— start —

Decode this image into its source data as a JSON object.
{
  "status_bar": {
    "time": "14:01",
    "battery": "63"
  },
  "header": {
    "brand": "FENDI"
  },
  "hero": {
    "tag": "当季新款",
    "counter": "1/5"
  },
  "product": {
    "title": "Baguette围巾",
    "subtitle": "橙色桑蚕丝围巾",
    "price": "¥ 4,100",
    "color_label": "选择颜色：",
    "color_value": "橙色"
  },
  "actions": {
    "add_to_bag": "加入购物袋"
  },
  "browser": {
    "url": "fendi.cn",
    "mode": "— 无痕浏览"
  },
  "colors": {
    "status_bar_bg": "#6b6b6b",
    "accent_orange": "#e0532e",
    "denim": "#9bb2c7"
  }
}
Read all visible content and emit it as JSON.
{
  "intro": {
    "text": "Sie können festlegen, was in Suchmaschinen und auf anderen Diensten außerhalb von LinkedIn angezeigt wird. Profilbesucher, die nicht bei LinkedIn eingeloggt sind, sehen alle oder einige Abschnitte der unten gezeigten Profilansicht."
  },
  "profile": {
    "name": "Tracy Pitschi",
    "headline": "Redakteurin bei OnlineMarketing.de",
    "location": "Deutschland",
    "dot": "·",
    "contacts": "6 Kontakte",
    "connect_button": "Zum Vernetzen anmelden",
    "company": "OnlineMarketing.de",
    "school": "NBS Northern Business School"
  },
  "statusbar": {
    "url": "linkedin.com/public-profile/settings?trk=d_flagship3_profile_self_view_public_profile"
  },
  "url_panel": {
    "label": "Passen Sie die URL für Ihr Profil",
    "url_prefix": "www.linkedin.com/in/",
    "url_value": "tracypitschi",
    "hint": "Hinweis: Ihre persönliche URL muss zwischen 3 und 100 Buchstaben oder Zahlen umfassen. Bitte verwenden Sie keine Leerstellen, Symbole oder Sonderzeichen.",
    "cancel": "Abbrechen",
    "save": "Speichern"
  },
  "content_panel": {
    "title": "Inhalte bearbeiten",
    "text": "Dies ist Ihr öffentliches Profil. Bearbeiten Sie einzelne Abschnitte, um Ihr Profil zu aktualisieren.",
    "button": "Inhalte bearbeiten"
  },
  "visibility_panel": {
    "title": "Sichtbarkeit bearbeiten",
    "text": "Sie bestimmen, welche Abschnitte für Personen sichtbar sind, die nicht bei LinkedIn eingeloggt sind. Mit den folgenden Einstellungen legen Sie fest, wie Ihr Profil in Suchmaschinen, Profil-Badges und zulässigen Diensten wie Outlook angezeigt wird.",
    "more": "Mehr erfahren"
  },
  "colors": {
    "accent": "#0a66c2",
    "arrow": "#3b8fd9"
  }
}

— end —

EXERCISE REQUIREMENTS -
Your task is to retype all the records above with nothing left out.

RESULT OF THIS TASK -
Decode this image into its source data as a JSON object.
{
  "status_bar": {
    "time": "14:01",
    "battery": "63"
  },
  "header": {
    "brand": "FENDI"
  },
  "hero": {
    "tag": "当季新款",
    "counter": "1/5"
  },
  "product": {
    "title": "Baguette围巾",
    "subtitle": "橙色桑蚕丝围巾",
    "price": "¥ 4,100",
    "color_label": "选择颜色：",
    "color_value": "橙色"
  },
  "actions": {
    "add_to_bag": "加入购物袋"
  },
  "browser": {
    "url": "fendi.cn",
    "mode": "— 无痕浏览"
  },
  "colors": {
    "status_bar_bg": "#6b6b6b",
    "accent_orange": "#e0532e",
    "denim": "#9bb2c7"
  }
}
Read all visible content and emit it as JSON.
{
  "intro": {
    "text": "Sie können festlegen, was in Suchmaschinen und auf anderen Diensten außerhalb von LinkedIn angezeigt wird. Profilbesucher, die nicht bei LinkedIn eingeloggt sind, sehen alle oder einige Abschnitte der unten gezeigten Profilansicht."
  },
  "profile": {
    "name": "Tracy Pitschi",
    "headline": "Redakteurin bei OnlineMarketing.de",
    "location": "Deutschland",
    "dot": "·",
    "contacts": "6 Kontakte",
    "connect_button": "Zum Vernetzen anmelden",
    "company": "OnlineMarketing.de",
    "school": "NBS Northern Business School"
  },
  "statusbar": {
    "url": "linkedin.com/public-profile/settings?trk=d_flagship3_profile_self_view_public_profile"
  },
  "url_panel": {
    "label": "Passen Sie die URL für Ihr Profil",
    "url_prefix": "www.linkedin.com/in/",
    "url_value": "tracypitschi",
    "hint": "Hinweis: Ihre persönliche URL muss zwischen 3 und 100 Buchstaben oder Zahlen umfassen. Bitte verwenden Sie keine Leerstellen, Symbole oder Sonderzeichen.",
    "cancel": "Abbrechen",
    "save": "Speichern"
  },
  "content_panel": {
    "title": "Inhalte bearbeiten",
    "text": "Dies ist Ihr öffentliches Profil. Bearbeiten Sie einzelne Abschnitte, um Ihr Profil zu aktualisieren.",
    "button": "Inhalte bearbeiten"
  },
  "visibility_panel": {
    "title": "Sichtbarkeit bearbeiten",
    "text": "Sie bestimmen, welche Abschnitte für Personen sichtbar sind, die nicht bei LinkedIn eingeloggt sind. Mit den folgenden Einstellungen legen Sie fest, wie Ihr Profil in Suchmaschinen, Profil-Badges und zulässigen Diensten wie Outlook angezeigt wird.",
    "more": "Mehr erfahren"
  },
  "colors": {
    "accent": "#0a66c2",
    "arrow": "#3b8fd9"
  }
}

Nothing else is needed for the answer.